• Task directions: State how many lines of the records contain the string "Municipal", and give no other information.

*** Records for this exercise ***

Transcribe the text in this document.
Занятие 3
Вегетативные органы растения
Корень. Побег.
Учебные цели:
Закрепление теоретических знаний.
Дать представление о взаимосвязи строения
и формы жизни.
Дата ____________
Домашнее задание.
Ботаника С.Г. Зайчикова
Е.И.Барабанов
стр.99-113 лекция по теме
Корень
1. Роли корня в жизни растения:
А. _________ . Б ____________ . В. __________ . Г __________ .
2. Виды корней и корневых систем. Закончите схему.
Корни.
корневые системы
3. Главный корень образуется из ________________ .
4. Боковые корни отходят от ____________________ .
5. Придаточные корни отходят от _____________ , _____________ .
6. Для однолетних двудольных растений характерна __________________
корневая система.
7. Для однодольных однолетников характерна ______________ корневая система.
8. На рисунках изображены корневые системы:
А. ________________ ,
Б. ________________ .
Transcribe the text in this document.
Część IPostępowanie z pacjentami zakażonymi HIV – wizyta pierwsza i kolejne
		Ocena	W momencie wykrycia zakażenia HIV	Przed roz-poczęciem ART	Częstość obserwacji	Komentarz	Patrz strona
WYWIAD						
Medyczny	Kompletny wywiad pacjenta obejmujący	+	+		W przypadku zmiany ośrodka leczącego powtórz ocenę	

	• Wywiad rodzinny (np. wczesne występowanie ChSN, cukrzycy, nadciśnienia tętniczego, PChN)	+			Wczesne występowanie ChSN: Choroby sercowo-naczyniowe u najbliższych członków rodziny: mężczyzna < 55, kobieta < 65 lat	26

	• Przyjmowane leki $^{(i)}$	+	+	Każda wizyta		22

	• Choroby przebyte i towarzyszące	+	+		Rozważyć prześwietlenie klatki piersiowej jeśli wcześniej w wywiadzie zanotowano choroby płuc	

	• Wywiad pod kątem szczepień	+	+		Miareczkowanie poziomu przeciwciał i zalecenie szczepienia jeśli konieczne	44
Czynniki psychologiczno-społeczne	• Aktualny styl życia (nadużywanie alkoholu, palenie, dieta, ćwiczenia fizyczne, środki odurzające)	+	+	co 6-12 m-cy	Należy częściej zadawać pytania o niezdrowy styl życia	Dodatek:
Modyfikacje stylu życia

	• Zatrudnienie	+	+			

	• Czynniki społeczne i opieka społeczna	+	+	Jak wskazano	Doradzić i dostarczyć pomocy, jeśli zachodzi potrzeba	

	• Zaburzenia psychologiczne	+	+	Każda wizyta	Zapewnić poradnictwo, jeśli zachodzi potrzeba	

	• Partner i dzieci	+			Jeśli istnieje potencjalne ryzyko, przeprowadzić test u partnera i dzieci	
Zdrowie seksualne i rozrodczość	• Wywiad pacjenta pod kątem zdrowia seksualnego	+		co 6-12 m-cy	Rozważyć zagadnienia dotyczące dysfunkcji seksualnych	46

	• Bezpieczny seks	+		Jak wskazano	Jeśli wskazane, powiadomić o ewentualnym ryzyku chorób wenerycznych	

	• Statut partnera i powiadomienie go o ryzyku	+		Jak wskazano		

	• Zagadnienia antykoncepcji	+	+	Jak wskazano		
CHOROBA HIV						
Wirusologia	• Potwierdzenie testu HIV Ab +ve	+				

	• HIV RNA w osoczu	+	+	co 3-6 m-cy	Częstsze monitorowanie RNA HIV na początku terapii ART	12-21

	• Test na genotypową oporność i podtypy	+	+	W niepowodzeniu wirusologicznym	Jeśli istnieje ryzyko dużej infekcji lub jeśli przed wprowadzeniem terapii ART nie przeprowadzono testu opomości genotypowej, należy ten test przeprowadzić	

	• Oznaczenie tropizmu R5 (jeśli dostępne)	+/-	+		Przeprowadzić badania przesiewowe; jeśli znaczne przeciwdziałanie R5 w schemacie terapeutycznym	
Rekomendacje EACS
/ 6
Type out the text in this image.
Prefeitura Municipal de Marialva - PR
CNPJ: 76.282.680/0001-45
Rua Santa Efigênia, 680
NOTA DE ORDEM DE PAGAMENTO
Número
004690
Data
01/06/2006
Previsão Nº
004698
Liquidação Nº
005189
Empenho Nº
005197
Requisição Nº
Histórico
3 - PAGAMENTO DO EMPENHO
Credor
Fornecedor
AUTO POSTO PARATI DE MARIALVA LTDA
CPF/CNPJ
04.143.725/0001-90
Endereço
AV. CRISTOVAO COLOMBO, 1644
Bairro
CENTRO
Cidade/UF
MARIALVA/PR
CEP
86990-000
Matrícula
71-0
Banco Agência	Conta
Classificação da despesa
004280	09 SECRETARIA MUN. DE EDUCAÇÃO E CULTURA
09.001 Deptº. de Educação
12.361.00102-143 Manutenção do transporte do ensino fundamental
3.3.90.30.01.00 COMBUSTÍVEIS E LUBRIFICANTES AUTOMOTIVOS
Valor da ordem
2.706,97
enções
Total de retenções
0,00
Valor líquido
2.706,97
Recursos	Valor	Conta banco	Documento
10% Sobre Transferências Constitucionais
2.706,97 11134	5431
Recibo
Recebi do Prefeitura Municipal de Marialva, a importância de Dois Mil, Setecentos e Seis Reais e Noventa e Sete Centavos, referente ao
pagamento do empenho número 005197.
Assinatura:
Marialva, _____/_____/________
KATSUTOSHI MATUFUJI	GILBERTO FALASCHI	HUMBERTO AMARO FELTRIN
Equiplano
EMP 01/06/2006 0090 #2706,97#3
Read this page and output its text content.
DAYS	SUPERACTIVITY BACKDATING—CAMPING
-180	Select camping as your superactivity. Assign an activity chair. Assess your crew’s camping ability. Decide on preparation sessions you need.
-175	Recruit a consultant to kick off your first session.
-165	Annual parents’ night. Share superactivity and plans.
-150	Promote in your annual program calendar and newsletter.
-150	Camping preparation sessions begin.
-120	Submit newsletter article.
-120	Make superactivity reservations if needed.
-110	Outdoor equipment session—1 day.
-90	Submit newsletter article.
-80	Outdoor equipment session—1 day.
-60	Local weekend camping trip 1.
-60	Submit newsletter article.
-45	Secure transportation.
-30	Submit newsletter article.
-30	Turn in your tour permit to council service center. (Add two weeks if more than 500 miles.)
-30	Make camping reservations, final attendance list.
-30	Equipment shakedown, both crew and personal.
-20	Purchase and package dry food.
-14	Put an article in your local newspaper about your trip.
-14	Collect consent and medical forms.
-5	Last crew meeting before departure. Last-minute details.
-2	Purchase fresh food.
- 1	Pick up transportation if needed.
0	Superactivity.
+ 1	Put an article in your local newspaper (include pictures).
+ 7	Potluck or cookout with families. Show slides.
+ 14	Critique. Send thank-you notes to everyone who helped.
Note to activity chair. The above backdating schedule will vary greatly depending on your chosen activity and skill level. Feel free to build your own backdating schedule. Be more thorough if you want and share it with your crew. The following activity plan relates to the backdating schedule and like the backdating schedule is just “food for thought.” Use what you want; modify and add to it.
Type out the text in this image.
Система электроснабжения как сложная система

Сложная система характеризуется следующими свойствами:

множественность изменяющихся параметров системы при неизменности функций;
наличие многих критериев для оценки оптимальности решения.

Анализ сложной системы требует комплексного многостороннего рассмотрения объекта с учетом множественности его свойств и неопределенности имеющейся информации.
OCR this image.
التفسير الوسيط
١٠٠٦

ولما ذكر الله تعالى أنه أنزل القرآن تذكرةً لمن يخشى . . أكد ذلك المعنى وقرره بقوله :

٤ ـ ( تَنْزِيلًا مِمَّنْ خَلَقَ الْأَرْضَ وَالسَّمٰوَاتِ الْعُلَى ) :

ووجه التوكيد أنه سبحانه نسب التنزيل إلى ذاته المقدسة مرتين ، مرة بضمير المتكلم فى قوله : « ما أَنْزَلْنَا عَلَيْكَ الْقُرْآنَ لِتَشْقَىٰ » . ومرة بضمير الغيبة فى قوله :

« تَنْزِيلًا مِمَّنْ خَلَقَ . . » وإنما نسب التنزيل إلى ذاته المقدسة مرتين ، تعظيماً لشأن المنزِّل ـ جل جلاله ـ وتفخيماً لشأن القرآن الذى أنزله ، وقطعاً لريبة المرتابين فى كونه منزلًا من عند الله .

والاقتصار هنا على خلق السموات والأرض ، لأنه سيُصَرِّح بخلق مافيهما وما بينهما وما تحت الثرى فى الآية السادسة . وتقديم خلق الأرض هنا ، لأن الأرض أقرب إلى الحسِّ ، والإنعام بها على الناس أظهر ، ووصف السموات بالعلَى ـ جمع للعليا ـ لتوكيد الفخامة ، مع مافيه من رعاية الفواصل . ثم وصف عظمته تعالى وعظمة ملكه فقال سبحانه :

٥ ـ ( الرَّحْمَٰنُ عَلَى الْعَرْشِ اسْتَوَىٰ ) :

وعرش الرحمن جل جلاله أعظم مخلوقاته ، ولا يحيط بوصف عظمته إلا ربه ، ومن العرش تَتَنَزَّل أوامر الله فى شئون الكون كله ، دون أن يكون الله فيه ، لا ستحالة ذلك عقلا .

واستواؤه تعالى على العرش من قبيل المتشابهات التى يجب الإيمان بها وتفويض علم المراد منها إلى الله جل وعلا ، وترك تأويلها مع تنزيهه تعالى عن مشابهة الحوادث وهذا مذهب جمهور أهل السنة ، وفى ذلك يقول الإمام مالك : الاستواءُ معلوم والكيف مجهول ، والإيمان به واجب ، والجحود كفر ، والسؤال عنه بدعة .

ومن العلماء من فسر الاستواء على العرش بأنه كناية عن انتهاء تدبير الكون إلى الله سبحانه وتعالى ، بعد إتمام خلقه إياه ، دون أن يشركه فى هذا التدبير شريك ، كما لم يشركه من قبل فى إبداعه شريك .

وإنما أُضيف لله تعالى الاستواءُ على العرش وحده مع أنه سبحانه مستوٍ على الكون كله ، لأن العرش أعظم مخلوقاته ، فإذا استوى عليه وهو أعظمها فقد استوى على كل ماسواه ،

***

• Completed exercise: 2